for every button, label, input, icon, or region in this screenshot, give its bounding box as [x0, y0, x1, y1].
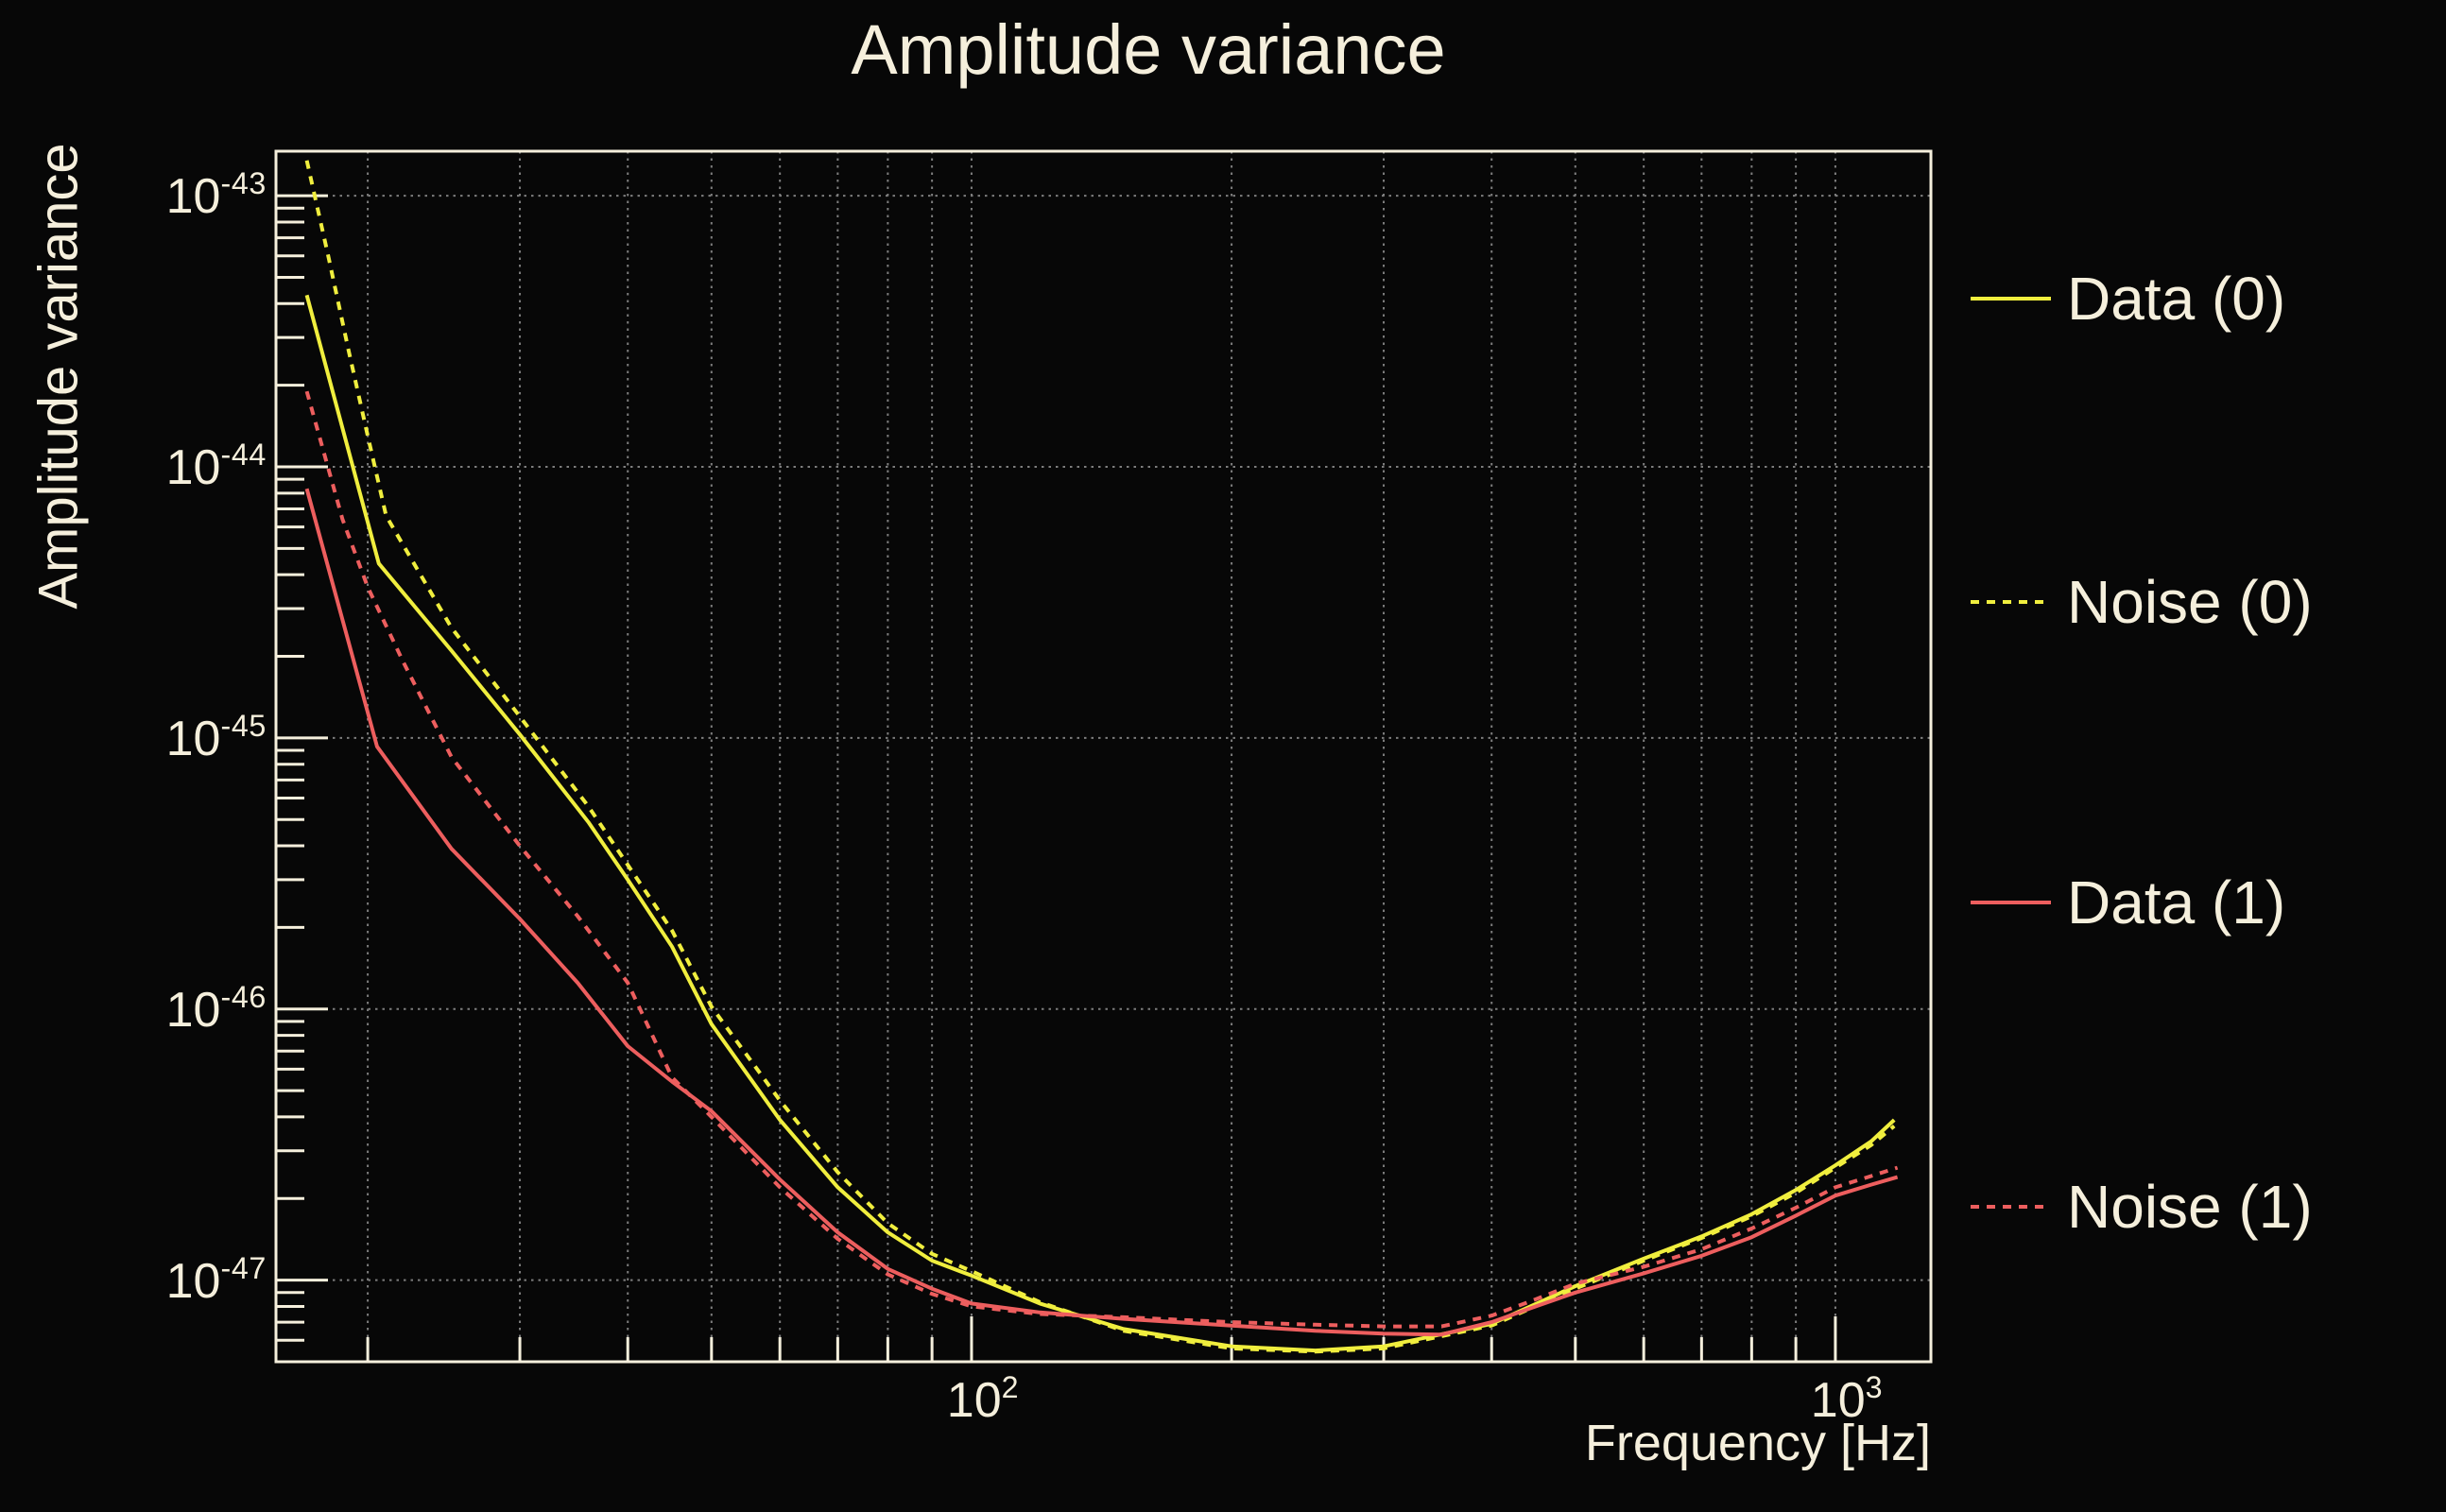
- line: [276, 0, 304, 337]
- tick-exponent: -44: [220, 438, 267, 472]
- line: [276, 0, 304, 1293]
- tick-exponent: -47: [220, 1251, 267, 1286]
- line: [276, 0, 304, 1117]
- series-data-0: [304, 294, 1896, 1353]
- line: [276, 0, 304, 880]
- tick-base: 10: [1810, 1372, 1866, 1428]
- line: [276, 0, 304, 819]
- line: [276, 0, 304, 780]
- tick-base: 10: [165, 711, 221, 766]
- line: [276, 0, 304, 1198]
- tick-base: 10: [165, 168, 221, 224]
- line: [276, 0, 304, 799]
- tick-exponent: -45: [220, 709, 267, 744]
- plot-frame: [274, 149, 1933, 1364]
- legend-label-noise-0: Noise (0): [2067, 568, 2313, 636]
- line: [276, 0, 304, 493]
- line: [276, 0, 304, 222]
- tick-base: 10: [165, 982, 221, 1038]
- tick-exponent: 2: [1001, 1370, 1020, 1404]
- line: [276, 0, 304, 765]
- line: [276, 0, 304, 1362]
- series-noise-1: [304, 390, 1899, 1329]
- line: [276, 0, 304, 278]
- tick-base: 10: [165, 1253, 221, 1309]
- series-data-1: [304, 488, 1899, 1337]
- legend-label-noise-1: Noise (1): [2067, 1173, 2313, 1241]
- tick-exponent: -46: [220, 980, 267, 1015]
- line: [276, 0, 304, 750]
- line: [276, 0, 304, 208]
- line: [276, 0, 304, 527]
- line: [276, 0, 304, 256]
- y-tick-label-1e-44: 10-44: [166, 438, 267, 496]
- line: [276, 0, 304, 479]
- line: [276, 0, 304, 1051]
- line: [276, 0, 304, 575]
- series-noise-0: [304, 160, 1896, 1354]
- x-axis-title: Frequency [Hz]: [1584, 1415, 1931, 1471]
- line: [276, 0, 328, 738]
- line: [276, 0, 328, 467]
- tick-base: 10: [946, 1372, 1002, 1428]
- y-tick-label-1e-46: 10-46: [166, 980, 267, 1039]
- tick-base: 10: [165, 439, 221, 495]
- y-tick-label-1e-43: 10-43: [166, 166, 267, 225]
- line: [276, 0, 304, 508]
- line: [276, 0, 304, 1322]
- tick-exponent: 3: [1865, 1370, 1884, 1404]
- line: [276, 0, 304, 1022]
- line: [276, 0, 304, 386]
- y-tick-label-1e-45: 10-45: [166, 709, 267, 767]
- line: [276, 0, 304, 846]
- tick-exponent: -43: [220, 166, 267, 201]
- line: [276, 0, 328, 196]
- x-tick-label-100: 102: [947, 1370, 1019, 1429]
- chart-title: Amplitude variance: [851, 10, 1446, 89]
- x-tick-label-1000: 103: [1811, 1370, 1883, 1429]
- line: [276, 0, 304, 927]
- line: [276, 0, 304, 657]
- legend-label-data-0: Data (0): [2067, 265, 2286, 333]
- y-tick-label-1e-47: 10-47: [166, 1251, 267, 1310]
- line: [276, 0, 304, 238]
- line: [276, 0, 304, 1069]
- line: [276, 0, 304, 1340]
- legend-label-data-1: Data (1): [2067, 868, 2286, 936]
- line: [276, 0, 328, 1280]
- y-axis-title: Amplitude variance: [27, 143, 90, 610]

- - - - - - -

Directions: Retype every one of the rows above line for line, with no changes, and leave out the pictures.

The output:
for every button, label, input, icon, or region in this screenshot, give its bounding box as [x0, y0, x1, y1].
- line: [276, 0, 304, 337]
- tick-exponent: -44: [220, 438, 267, 472]
- line: [276, 0, 304, 1293]
- tick-exponent: -47: [220, 1251, 267, 1286]
- line: [276, 0, 304, 1117]
- series-data-0: [304, 294, 1896, 1353]
- line: [276, 0, 304, 880]
- tick-base: 10: [1810, 1372, 1866, 1428]
- line: [276, 0, 304, 819]
- line: [276, 0, 304, 780]
- tick-base: 10: [165, 711, 221, 766]
- line: [276, 0, 304, 1198]
- tick-base: 10: [165, 168, 221, 224]
- line: [276, 0, 304, 799]
- tick-exponent: -45: [220, 709, 267, 744]
- plot-frame: [274, 149, 1933, 1364]
- legend-label-noise-0: Noise (0): [2067, 568, 2313, 636]
- line: [276, 0, 304, 493]
- line: [276, 0, 304, 222]
- tick-base: 10: [165, 982, 221, 1038]
- tick-exponent: 2: [1001, 1370, 1020, 1404]
- line: [276, 0, 304, 765]
- line: [276, 0, 304, 1362]
- series-noise-1: [304, 390, 1899, 1329]
- line: [276, 0, 304, 278]
- tick-base: 10: [165, 1253, 221, 1309]
- series-data-1: [304, 488, 1899, 1337]
- legend-label-noise-1: Noise (1): [2067, 1173, 2313, 1241]
- tick-exponent: -46: [220, 980, 267, 1015]
- line: [276, 0, 304, 750]
- line: [276, 0, 304, 208]
- line: [276, 0, 304, 527]
- line: [276, 0, 304, 256]
- y-tick-label-1e-44: 10-44: [166, 438, 267, 496]
- line: [276, 0, 304, 479]
- line: [276, 0, 304, 1051]
- line: [276, 0, 304, 575]
- series-noise-0: [304, 160, 1896, 1354]
- x-axis-title: Frequency [Hz]: [1584, 1415, 1931, 1471]
- line: [276, 0, 328, 738]
- line: [276, 0, 328, 467]
- tick-base: 10: [946, 1372, 1002, 1428]
- y-tick-label-1e-46: 10-46: [166, 980, 267, 1039]
- tick-base: 10: [165, 439, 221, 495]
- y-tick-label-1e-43: 10-43: [166, 166, 267, 225]
- line: [276, 0, 304, 508]
- line: [276, 0, 304, 1322]
- tick-exponent: 3: [1865, 1370, 1884, 1404]
- line: [276, 0, 304, 1022]
- line: [276, 0, 304, 386]
- y-tick-label-1e-45: 10-45: [166, 709, 267, 767]
- line: [276, 0, 304, 846]
- tick-exponent: -43: [220, 166, 267, 201]
- line: [276, 0, 328, 196]
- x-tick-label-100: 102: [947, 1370, 1019, 1429]
- chart-title: Amplitude variance: [851, 10, 1446, 89]
- x-tick-label-1000: 103: [1811, 1370, 1883, 1429]
- line: [276, 0, 304, 927]
- line: [276, 0, 304, 657]
- legend-label-data-0: Data (0): [2067, 265, 2286, 333]
- y-tick-label-1e-47: 10-47: [166, 1251, 267, 1310]
- line: [276, 0, 304, 238]
- line: [276, 0, 304, 1069]
- line: [276, 0, 304, 1340]
- legend-label-data-1: Data (1): [2067, 868, 2286, 936]
- line: [276, 0, 328, 1280]
- y-axis-title: Amplitude variance: [27, 143, 90, 610]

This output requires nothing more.